* YOUR OBJECTIVE
Copy the data word for word, keeping every line.

++++ DATA LISTING

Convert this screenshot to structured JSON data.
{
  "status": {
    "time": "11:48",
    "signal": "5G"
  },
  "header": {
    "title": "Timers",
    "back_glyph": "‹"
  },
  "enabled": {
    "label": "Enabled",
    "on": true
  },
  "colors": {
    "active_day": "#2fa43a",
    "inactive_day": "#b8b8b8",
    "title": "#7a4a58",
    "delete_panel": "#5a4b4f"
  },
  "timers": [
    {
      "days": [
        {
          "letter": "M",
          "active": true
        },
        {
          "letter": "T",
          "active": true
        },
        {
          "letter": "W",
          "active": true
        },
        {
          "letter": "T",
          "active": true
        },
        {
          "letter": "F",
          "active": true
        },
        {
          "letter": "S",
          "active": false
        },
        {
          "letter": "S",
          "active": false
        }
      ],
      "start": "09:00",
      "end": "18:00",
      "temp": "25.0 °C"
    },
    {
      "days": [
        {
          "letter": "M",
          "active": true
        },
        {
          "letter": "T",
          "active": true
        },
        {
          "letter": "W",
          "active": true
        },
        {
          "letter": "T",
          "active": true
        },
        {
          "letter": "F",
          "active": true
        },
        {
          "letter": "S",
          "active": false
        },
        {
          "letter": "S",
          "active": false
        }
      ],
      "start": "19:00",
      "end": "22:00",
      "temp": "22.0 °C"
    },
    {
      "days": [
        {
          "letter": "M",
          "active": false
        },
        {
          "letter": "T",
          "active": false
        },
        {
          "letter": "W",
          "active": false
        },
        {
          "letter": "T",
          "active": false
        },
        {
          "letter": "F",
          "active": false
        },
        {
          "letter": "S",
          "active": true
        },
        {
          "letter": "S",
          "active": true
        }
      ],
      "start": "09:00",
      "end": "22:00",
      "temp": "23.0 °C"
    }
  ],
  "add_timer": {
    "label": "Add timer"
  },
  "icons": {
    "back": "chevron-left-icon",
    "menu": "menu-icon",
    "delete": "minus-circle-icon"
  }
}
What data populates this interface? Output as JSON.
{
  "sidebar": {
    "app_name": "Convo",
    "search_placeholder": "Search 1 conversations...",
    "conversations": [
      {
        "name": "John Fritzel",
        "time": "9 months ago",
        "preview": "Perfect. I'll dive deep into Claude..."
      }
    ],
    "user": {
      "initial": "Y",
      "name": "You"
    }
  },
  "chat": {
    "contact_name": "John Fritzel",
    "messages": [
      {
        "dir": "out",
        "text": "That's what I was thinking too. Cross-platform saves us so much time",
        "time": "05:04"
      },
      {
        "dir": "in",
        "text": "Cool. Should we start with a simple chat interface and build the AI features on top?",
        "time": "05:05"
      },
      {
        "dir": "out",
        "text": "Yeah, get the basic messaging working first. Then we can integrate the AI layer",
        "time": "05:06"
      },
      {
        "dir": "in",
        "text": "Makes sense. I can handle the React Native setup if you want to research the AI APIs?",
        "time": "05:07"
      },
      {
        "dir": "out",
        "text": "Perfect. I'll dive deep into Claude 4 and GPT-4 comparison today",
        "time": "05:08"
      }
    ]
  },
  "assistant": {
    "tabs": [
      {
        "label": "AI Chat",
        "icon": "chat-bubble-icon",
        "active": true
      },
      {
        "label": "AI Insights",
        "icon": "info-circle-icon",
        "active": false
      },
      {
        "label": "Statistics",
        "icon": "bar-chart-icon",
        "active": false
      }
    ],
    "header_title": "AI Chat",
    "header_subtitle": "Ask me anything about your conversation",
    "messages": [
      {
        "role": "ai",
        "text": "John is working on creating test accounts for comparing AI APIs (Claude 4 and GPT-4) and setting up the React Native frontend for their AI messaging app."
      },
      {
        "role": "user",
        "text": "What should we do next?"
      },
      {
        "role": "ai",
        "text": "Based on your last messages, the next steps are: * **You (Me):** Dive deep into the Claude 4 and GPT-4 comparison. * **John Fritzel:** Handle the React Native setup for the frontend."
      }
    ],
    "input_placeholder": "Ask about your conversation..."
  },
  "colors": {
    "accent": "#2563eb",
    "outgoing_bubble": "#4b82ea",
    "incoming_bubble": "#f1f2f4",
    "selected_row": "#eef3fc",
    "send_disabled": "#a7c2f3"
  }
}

++++++++

* FINAL ANSWER
Convert this screenshot to structured JSON data.
{
  "status": {
    "time": "11:48",
    "signal": "5G"
  },
  "header": {
    "title": "Timers",
    "back_glyph": "‹"
  },
  "enabled": {
    "label": "Enabled",
    "on": true
  },
  "colors": {
    "active_day": "#2fa43a",
    "inactive_day": "#b8b8b8",
    "title": "#7a4a58",
    "delete_panel": "#5a4b4f"
  },
  "timers": [
    {
      "days": [
        {
          "letter": "M",
          "active": true
        },
        {
          "letter": "T",
          "active": true
        },
        {
          "letter": "W",
          "active": true
        },
        {
          "letter": "T",
          "active": true
        },
        {
          "letter": "F",
          "active": true
        },
        {
          "letter": "S",
          "active": false
        },
        {
          "letter": "S",
          "active": false
        }
      ],
      "start": "09:00",
      "end": "18:00",
      "temp": "25.0 °C"
    },
    {
      "days": [
        {
          "letter": "M",
          "active": true
        },
        {
          "letter": "T",
          "active": true
        },
        {
          "letter": "W",
          "active": true
        },
        {
          "letter": "T",
          "active": true
        },
        {
          "letter": "F",
          "active": true
        },
        {
          "letter": "S",
          "active": false
        },
        {
          "letter": "S",
          "active": false
        }
      ],
      "start": "19:00",
      "end": "22:00",
      "temp": "22.0 °C"
    },
    {
      "days": [
        {
          "letter": "M",
          "active": false
        },
        {
          "letter": "T",
          "active": false
        },
        {
          "letter": "W",
          "active": false
        },
        {
          "letter": "T",
          "active": false
        },
        {
          "letter": "F",
          "active": false
        },
        {
          "letter": "S",
          "active": true
        },
        {
          "letter": "S",
          "active": true
        }
      ],
      "start": "09:00",
      "end": "22:00",
      "temp": "23.0 °C"
    }
  ],
  "add_timer": {
    "label": "Add timer"
  },
  "icons": {
    "back": "chevron-left-icon",
    "menu": "menu-icon",
    "delete": "minus-circle-icon"
  }
}
What data populates this interface? Output as JSON.
{
  "sidebar": {
    "app_name": "Convo",
    "search_placeholder": "Search 1 conversations...",
    "conversations": [
      {
        "name": "John Fritzel",
        "time": "9 months ago",
        "preview": "Perfect. I'll dive deep into Claude..."
      }
    ],
    "user": {
      "initial": "Y",
      "name": "You"
    }
  },
  "chat": {
    "contact_name": "John Fritzel",
    "messages": [
      {
        "dir": "out",
        "text": "That's what I was thinking too. Cross-platform saves us so much time",
        "time": "05:04"
      },
      {
        "dir": "in",
        "text": "Cool. Should we start with a simple chat interface and build the AI features on top?",
        "time": "05:05"
      },
      {
        "dir": "out",
        "text": "Yeah, get the basic messaging working first. Then we can integrate the AI layer",
        "time": "05:06"
      },
      {
        "dir": "in",
        "text": "Makes sense. I can handle the React Native setup if you want to research the AI APIs?",
        "time": "05:07"
      },
      {
        "dir": "out",
        "text": "Perfect. I'll dive deep into Claude 4 and GPT-4 comparison today",
        "time": "05:08"
      }
    ]
  },
  "assistant": {
    "tabs": [
      {
        "label": "AI Chat",
        "icon": "chat-bubble-icon",
        "active": true
      },
      {
        "label": "AI Insights",
        "icon": "info-circle-icon",
        "active": false
      },
      {
        "label": "Statistics",
        "icon": "bar-chart-icon",
        "active": false
      }
    ],
    "header_title": "AI Chat",
    "header_subtitle": "Ask me anything about your conversation",
    "messages": [
      {
        "role": "ai",
        "text": "John is working on creating test accounts for comparing AI APIs (Claude 4 and GPT-4) and setting up the React Native frontend for their AI messaging app."
      },
      {
        "role": "user",
        "text": "What should we do next?"
      },
      {
        "role": "ai",
        "text": "Based on your last messages, the next steps are: * **You (Me):** Dive deep into the Claude 4 and GPT-4 comparison. * **John Fritzel:** Handle the React Native setup for the frontend."
      }
    ],
    "input_placeholder": "Ask about your conversation..."
  },
  "colors": {
    "accent": "#2563eb",
    "outgoing_bubble": "#4b82ea",
    "incoming_bubble": "#f1f2f4",
    "selected_row": "#eef3fc",
    "send_disabled": "#a7c2f3"
  }
}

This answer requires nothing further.